• _Information provided_
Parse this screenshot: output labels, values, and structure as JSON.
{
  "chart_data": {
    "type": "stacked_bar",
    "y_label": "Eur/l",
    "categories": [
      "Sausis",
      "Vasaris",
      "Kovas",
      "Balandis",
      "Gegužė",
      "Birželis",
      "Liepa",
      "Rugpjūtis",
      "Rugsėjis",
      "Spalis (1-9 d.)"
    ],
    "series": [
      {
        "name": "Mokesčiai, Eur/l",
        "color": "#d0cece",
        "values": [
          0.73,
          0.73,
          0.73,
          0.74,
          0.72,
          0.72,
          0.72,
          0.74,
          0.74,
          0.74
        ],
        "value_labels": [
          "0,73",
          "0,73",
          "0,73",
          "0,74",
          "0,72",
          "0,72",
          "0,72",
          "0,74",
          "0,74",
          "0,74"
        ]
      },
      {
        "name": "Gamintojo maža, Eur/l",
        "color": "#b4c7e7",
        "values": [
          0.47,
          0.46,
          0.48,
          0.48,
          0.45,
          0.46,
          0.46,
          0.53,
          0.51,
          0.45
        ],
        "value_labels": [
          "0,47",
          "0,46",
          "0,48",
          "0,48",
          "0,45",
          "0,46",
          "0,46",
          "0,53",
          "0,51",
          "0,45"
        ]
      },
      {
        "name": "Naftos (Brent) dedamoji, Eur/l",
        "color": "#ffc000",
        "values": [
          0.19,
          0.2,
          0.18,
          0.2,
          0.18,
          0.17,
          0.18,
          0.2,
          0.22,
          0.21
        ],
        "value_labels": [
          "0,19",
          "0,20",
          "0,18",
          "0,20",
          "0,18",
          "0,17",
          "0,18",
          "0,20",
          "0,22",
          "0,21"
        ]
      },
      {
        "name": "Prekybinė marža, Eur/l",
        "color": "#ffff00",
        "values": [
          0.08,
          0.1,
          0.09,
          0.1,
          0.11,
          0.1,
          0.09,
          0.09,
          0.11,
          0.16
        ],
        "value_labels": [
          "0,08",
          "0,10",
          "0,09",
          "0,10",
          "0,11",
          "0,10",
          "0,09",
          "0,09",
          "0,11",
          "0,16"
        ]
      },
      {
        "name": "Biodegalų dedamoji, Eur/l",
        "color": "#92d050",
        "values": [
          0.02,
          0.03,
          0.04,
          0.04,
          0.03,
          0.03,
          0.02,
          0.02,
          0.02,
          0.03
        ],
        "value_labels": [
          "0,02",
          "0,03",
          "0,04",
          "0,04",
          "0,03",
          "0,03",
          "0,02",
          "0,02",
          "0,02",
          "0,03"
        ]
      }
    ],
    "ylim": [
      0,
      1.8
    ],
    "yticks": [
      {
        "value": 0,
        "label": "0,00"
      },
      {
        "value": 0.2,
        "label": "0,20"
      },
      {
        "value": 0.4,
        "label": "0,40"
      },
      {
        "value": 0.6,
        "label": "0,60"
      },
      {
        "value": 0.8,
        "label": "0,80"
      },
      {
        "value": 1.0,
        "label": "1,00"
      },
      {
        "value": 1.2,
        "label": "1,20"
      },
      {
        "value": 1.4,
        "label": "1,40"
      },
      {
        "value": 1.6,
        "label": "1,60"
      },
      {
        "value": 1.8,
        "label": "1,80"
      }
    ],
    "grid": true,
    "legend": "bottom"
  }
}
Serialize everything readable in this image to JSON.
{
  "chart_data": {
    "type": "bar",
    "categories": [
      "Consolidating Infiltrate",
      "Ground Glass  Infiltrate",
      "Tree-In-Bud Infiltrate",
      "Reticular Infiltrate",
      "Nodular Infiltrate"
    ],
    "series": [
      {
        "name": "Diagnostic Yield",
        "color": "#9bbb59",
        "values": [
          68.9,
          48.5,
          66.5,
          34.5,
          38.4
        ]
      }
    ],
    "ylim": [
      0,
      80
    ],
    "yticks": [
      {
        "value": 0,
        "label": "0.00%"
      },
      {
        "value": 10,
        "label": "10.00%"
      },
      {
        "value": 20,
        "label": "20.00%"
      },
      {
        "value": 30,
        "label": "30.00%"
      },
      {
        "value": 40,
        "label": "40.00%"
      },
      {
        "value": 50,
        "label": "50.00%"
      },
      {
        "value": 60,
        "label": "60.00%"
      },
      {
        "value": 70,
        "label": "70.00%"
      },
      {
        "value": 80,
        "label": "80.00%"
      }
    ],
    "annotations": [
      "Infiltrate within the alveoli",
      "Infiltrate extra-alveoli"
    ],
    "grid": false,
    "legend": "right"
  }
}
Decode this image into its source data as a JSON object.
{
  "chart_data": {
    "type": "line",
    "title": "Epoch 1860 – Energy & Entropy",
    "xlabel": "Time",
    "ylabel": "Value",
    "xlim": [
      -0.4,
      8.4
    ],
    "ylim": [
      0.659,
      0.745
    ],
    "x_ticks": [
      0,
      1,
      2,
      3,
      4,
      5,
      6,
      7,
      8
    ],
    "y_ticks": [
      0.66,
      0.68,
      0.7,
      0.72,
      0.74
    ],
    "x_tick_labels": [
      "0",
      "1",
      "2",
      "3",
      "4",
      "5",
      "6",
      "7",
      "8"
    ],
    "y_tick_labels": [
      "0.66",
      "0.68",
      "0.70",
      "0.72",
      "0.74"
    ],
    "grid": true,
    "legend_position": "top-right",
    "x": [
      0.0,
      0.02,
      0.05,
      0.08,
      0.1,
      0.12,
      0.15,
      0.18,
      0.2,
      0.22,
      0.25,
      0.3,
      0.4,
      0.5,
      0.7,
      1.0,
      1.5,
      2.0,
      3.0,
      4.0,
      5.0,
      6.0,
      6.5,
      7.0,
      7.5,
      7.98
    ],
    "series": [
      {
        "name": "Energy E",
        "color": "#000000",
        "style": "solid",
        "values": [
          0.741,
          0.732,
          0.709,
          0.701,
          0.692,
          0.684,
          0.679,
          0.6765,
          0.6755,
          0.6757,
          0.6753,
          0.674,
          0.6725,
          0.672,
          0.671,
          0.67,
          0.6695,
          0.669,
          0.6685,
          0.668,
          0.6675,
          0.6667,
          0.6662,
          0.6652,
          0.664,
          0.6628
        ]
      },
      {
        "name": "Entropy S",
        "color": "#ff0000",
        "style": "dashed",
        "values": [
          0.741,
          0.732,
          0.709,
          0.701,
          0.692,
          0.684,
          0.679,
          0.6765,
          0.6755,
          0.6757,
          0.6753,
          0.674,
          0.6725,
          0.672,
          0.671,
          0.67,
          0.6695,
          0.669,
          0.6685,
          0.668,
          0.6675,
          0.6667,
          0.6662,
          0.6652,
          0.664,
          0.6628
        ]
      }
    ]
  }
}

• _Instruction_
Write out the full listing exactly as given.

• _The output_
Parse this screenshot: output labels, values, and structure as JSON.
{
  "chart_data": {
    "type": "stacked_bar",
    "y_label": "Eur/l",
    "categories": [
      "Sausis",
      "Vasaris",
      "Kovas",
      "Balandis",
      "Gegužė",
      "Birželis",
      "Liepa",
      "Rugpjūtis",
      "Rugsėjis",
      "Spalis (1-9 d.)"
    ],
    "series": [
      {
        "name": "Mokesčiai, Eur/l",
        "color": "#d0cece",
        "values": [
          0.73,
          0.73,
          0.73,
          0.74,
          0.72,
          0.72,
          0.72,
          0.74,
          0.74,
          0.74
        ],
        "value_labels": [
          "0,73",
          "0,73",
          "0,73",
          "0,74",
          "0,72",
          "0,72",
          "0,72",
          "0,74",
          "0,74",
          "0,74"
        ]
      },
      {
        "name": "Gamintojo maža, Eur/l",
        "color": "#b4c7e7",
        "values": [
          0.47,
          0.46,
          0.48,
          0.48,
          0.45,
          0.46,
          0.46,
          0.53,
          0.51,
          0.45
        ],
        "value_labels": [
          "0,47",
          "0,46",
          "0,48",
          "0,48",
          "0,45",
          "0,46",
          "0,46",
          "0,53",
          "0,51",
          "0,45"
        ]
      },
      {
        "name": "Naftos (Brent) dedamoji, Eur/l",
        "color": "#ffc000",
        "values": [
          0.19,
          0.2,
          0.18,
          0.2,
          0.18,
          0.17,
          0.18,
          0.2,
          0.22,
          0.21
        ],
        "value_labels": [
          "0,19",
          "0,20",
          "0,18",
          "0,20",
          "0,18",
          "0,17",
          "0,18",
          "0,20",
          "0,22",
          "0,21"
        ]
      },
      {
        "name": "Prekybinė marža, Eur/l",
        "color": "#ffff00",
        "values": [
          0.08,
          0.1,
          0.09,
          0.1,
          0.11,
          0.1,
          0.09,
          0.09,
          0.11,
          0.16
        ],
        "value_labels": [
          "0,08",
          "0,10",
          "0,09",
          "0,10",
          "0,11",
          "0,10",
          "0,09",
          "0,09",
          "0,11",
          "0,16"
        ]
      },
      {
        "name": "Biodegalų dedamoji, Eur/l",
        "color": "#92d050",
        "values": [
          0.02,
          0.03,
          0.04,
          0.04,
          0.03,
          0.03,
          0.02,
          0.02,
          0.02,
          0.03
        ],
        "value_labels": [
          "0,02",
          "0,03",
          "0,04",
          "0,04",
          "0,03",
          "0,03",
          "0,02",
          "0,02",
          "0,02",
          "0,03"
        ]
      }
    ],
    "ylim": [
      0,
      1.8
    ],
    "yticks": [
      {
        "value": 0,
        "label": "0,00"
      },
      {
        "value": 0.2,
        "label": "0,20"
      },
      {
        "value": 0.4,
        "label": "0,40"
      },
      {
        "value": 0.6,
        "label": "0,60"
      },
      {
        "value": 0.8,
        "label": "0,80"
      },
      {
        "value": 1.0,
        "label": "1,00"
      },
      {
        "value": 1.2,
        "label": "1,20"
      },
      {
        "value": 1.4,
        "label": "1,40"
      },
      {
        "value": 1.6,
        "label": "1,60"
      },
      {
        "value": 1.8,
        "label": "1,80"
      }
    ],
    "grid": true,
    "legend": "bottom"
  }
}
Serialize everything readable in this image to JSON.
{
  "chart_data": {
    "type": "bar",
    "categories": [
      "Consolidating Infiltrate",
      "Ground Glass  Infiltrate",
      "Tree-In-Bud Infiltrate",
      "Reticular Infiltrate",
      "Nodular Infiltrate"
    ],
    "series": [
      {
        "name": "Diagnostic Yield",
        "color": "#9bbb59",
        "values": [
          68.9,
          48.5,
          66.5,
          34.5,
          38.4
        ]
      }
    ],
    "ylim": [
      0,
      80
    ],
    "yticks": [
      {
        "value": 0,
        "label": "0.00%"
      },
      {
        "value": 10,
        "label": "10.00%"
      },
      {
        "value": 20,
        "label": "20.00%"
      },
      {
        "value": 30,
        "label": "30.00%"
      },
      {
        "value": 40,
        "label": "40.00%"
      },
      {
        "value": 50,
        "label": "50.00%"
      },
      {
        "value": 60,
        "label": "60.00%"
      },
      {
        "value": 70,
        "label": "70.00%"
      },
      {
        "value": 80,
        "label": "80.00%"
      }
    ],
    "annotations": [
      "Infiltrate within the alveoli",
      "Infiltrate extra-alveoli"
    ],
    "grid": false,
    "legend": "right"
  }
}
Decode this image into its source data as a JSON object.
{
  "chart_data": {
    "type": "line",
    "title": "Epoch 1860 – Energy & Entropy",
    "xlabel": "Time",
    "ylabel": "Value",
    "xlim": [
      -0.4,
      8.4
    ],
    "ylim": [
      0.659,
      0.745
    ],
    "x_ticks": [
      0,
      1,
      2,
      3,
      4,
      5,
      6,
      7,
      8
    ],
    "y_ticks": [
      0.66,
      0.68,
      0.7,
      0.72,
      0.74
    ],
    "x_tick_labels": [
      "0",
      "1",
      "2",
      "3",
      "4",
      "5",
      "6",
      "7",
      "8"
    ],
    "y_tick_labels": [
      "0.66",
      "0.68",
      "0.70",
      "0.72",
      "0.74"
    ],
    "grid": true,
    "legend_position": "top-right",
    "x": [
      0.0,
      0.02,
      0.05,
      0.08,
      0.1,
      0.12,
      0.15,
      0.18,
      0.2,
      0.22,
      0.25,
      0.3,
      0.4,
      0.5,
      0.7,
      1.0,
      1.5,
      2.0,
      3.0,
      4.0,
      5.0,
      6.0,
      6.5,
      7.0,
      7.5,
      7.98
    ],
    "series": [
      {
        "name": "Energy E",
        "color": "#000000",
        "style": "solid",
        "values": [
          0.741,
          0.732,
          0.709,
          0.701,
          0.692,
          0.684,
          0.679,
          0.6765,
          0.6755,
          0.6757,
          0.6753,
          0.674,
          0.6725,
          0.672,
          0.671,
          0.67,
          0.6695,
          0.669,
          0.6685,
          0.668,
          0.6675,
          0.6667,
          0.6662,
          0.6652,
          0.664,
          0.6628
        ]
      },
      {
        "name": "Entropy S",
        "color": "#ff0000",
        "style": "dashed",
        "values": [
          0.741,
          0.732,
          0.709,
          0.701,
          0.692,
          0.684,
          0.679,
          0.6765,
          0.6755,
          0.6757,
          0.6753,
          0.674,
          0.6725,
          0.672,
          0.671,
          0.67,
          0.6695,
          0.669,
          0.6685,
          0.668,
          0.6675,
          0.6667,
          0.6662,
          0.6652,
          0.664,
          0.6628
        ]
      }
    ]
  }
}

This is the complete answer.